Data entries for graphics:
________

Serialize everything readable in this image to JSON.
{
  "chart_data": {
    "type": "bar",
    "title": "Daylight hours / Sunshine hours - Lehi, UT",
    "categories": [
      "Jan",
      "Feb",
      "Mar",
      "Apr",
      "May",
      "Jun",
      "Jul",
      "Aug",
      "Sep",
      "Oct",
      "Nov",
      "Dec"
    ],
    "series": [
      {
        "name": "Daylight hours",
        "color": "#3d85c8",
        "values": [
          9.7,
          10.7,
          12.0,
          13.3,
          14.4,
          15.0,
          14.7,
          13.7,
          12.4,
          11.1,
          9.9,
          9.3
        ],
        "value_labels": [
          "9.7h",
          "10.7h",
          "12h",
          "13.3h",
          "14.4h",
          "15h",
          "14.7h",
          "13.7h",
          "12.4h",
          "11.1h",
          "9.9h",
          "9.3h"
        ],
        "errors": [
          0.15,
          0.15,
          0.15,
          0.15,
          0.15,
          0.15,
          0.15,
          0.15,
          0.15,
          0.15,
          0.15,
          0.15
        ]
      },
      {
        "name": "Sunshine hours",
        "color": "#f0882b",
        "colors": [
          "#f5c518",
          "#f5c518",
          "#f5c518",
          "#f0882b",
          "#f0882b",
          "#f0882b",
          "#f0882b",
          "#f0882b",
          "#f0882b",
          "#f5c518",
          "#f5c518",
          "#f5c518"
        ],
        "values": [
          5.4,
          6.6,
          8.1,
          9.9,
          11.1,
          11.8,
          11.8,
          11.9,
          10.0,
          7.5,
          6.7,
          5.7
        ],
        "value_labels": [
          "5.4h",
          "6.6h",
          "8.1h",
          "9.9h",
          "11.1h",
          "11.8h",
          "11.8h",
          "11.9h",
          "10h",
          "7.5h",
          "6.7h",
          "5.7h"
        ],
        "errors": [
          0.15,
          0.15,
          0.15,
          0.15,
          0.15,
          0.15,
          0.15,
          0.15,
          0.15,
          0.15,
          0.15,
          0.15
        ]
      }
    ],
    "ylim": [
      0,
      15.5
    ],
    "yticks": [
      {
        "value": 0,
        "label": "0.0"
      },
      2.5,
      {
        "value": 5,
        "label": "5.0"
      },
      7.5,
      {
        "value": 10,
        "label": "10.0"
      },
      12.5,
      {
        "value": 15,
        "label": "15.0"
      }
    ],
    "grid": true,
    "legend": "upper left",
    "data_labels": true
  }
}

________

Set problem: Copy out every line from the material above in which the word "Sunshine" appears.

Complete output:
    "title": "Daylight hours / Sunshine hours - Lehi, UT",
        "name": "Sunshine hours",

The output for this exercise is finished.